## Given information:
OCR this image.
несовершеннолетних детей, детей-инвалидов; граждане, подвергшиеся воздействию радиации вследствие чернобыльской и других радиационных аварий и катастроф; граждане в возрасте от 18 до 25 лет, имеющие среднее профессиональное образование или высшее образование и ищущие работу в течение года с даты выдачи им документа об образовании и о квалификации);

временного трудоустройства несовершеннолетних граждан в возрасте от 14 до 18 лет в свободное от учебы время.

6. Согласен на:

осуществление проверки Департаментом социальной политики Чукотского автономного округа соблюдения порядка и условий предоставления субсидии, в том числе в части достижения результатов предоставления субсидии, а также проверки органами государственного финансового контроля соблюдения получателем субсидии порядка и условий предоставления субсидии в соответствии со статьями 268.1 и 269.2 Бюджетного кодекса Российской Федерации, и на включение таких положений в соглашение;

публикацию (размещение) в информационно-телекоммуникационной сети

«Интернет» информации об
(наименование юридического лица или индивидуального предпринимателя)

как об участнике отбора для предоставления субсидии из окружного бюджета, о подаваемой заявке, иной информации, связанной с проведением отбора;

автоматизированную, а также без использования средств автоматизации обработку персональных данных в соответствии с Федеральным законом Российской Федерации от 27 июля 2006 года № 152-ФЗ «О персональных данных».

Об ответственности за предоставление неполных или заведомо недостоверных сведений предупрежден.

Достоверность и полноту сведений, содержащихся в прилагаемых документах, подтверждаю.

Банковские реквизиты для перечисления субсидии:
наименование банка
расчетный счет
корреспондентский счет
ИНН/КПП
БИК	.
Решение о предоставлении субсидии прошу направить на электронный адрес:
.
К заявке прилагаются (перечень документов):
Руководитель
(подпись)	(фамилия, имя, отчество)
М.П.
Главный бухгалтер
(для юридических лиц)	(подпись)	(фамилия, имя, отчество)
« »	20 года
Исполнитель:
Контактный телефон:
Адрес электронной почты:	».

## What is required:
Nothing should be left out: return all of the records exactly.

## Full answer:
OCR this image.
несовершеннолетних детей, детей-инвалидов; граждане, подвергшиеся воздействию радиации вследствие чернобыльской и других радиационных аварий и катастроф; граждане в возрасте от 18 до 25 лет, имеющие среднее профессиональное образование или высшее образование и ищущие работу в течение года с даты выдачи им документа об образовании и о квалификации);

временного трудоустройства несовершеннолетних граждан в возрасте от 14 до 18 лет в свободное от учебы время.

6. Согласен на:

осуществление проверки Департаментом социальной политики Чукотского автономного округа соблюдения порядка и условий предоставления субсидии, в том числе в части достижения результатов предоставления субсидии, а также проверки органами государственного финансового контроля соблюдения получателем субсидии порядка и условий предоставления субсидии в соответствии со статьями 268.1 и 269.2 Бюджетного кодекса Российской Федерации, и на включение таких положений в соглашение;

публикацию (размещение) в информационно-телекоммуникационной сети

«Интернет» информации об
(наименование юридического лица или индивидуального предпринимателя)

как об участнике отбора для предоставления субсидии из окружного бюджета, о подаваемой заявке, иной информации, связанной с проведением отбора;

автоматизированную, а также без использования средств автоматизации обработку персональных данных в соответствии с Федеральным законом Российской Федерации от 27 июля 2006 года № 152-ФЗ «О персональных данных».

Об ответственности за предоставление неполных или заведомо недостоверных сведений предупрежден.

Достоверность и полноту сведений, содержащихся в прилагаемых документах, подтверждаю.

Банковские реквизиты для перечисления субсидии:
наименование банка
расчетный счет
корреспондентский счет
ИНН/КПП
БИК	.
Решение о предоставлении субсидии прошу направить на электронный адрес:
.
К заявке прилагаются (перечень документов):
Руководитель
(подпись)	(фамилия, имя, отчество)
М.П.
Главный бухгалтер
(для юридических лиц)	(подпись)	(фамилия, имя, отчество)
« »	20 года
Исполнитель:
Контактный телефон:
Адрес электронной почты:	».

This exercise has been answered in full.